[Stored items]
********************
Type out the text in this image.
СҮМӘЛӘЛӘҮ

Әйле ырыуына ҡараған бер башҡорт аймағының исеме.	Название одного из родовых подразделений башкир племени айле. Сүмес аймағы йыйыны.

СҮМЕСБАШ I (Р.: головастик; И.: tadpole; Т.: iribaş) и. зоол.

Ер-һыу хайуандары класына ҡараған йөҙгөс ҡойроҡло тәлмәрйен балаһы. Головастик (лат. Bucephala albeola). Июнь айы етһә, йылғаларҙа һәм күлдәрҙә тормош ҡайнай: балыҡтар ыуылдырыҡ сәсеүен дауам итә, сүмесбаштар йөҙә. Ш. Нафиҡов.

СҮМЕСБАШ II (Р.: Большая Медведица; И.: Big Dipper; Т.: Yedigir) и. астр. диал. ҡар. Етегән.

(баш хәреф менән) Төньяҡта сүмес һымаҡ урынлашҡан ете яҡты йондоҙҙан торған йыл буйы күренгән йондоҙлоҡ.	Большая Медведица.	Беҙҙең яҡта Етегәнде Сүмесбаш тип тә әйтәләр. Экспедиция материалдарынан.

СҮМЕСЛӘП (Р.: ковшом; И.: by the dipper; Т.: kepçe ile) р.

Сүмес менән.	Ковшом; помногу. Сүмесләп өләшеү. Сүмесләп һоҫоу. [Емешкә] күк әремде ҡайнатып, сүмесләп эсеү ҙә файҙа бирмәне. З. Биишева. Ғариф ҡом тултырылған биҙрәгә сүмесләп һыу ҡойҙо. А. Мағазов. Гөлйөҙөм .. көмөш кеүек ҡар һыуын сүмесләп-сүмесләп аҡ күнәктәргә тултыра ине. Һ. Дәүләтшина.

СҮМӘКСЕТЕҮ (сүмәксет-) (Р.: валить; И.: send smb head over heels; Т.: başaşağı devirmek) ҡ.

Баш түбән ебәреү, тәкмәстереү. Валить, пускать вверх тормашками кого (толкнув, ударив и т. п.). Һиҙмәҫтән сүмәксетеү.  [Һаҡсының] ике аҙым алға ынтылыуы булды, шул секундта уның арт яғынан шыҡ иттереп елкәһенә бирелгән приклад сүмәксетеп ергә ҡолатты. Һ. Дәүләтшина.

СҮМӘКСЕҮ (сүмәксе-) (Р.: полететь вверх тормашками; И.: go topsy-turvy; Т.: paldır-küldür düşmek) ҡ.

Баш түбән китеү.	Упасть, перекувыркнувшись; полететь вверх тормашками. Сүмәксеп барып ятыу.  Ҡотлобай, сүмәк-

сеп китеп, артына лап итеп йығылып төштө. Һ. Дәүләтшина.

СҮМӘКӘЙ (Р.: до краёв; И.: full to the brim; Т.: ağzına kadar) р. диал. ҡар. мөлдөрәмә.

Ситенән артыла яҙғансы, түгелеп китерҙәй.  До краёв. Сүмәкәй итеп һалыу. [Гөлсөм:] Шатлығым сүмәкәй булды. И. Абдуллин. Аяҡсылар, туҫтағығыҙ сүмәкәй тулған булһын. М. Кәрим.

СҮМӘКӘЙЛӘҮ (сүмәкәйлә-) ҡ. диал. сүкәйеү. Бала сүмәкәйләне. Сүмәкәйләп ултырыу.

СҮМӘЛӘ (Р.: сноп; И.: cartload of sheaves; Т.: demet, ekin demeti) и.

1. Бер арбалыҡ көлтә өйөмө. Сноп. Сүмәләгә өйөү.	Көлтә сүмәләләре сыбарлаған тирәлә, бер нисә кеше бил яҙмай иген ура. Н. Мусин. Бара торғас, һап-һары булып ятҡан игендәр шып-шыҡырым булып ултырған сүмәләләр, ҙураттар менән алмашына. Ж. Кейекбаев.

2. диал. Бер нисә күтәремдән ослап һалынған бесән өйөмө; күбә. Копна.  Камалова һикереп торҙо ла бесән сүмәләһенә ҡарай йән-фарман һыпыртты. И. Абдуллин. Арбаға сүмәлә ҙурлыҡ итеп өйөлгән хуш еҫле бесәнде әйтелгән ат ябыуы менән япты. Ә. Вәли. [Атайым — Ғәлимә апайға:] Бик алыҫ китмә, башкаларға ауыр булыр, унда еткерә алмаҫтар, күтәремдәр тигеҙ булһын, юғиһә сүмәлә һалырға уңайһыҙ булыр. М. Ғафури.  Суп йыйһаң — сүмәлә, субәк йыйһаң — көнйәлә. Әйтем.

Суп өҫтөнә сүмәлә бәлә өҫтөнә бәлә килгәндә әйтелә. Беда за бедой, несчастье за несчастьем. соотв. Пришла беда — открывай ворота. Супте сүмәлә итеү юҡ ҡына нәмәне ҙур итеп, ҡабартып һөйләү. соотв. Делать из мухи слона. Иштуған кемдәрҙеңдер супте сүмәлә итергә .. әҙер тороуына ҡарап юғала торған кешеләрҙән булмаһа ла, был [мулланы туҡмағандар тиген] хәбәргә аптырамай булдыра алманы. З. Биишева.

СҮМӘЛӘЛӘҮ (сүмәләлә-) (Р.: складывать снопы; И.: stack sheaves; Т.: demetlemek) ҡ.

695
********************
§ **REQUIRED WORK**
Find the word "Большая" in the entries, and copy every line it shows up in.

§ **CORRECT ANSWER**
СҮМЕСБАШ II (Р.: Большая Медведица; И.: Big Dipper; Т.: Yedigir) и. астр. диал. ҡар. Етегән.
(баш хәреф менән) Төньяҡта сүмес һымаҡ урынлашҡан ете яҡты йондоҙҙан торған йыл буйы күренгән йондоҙлоҡ.	Большая Медведица.	Беҙҙең яҡта Етегәнде Сүмесбаш тип тә әйтәләр. Экспедиция материалдарынан.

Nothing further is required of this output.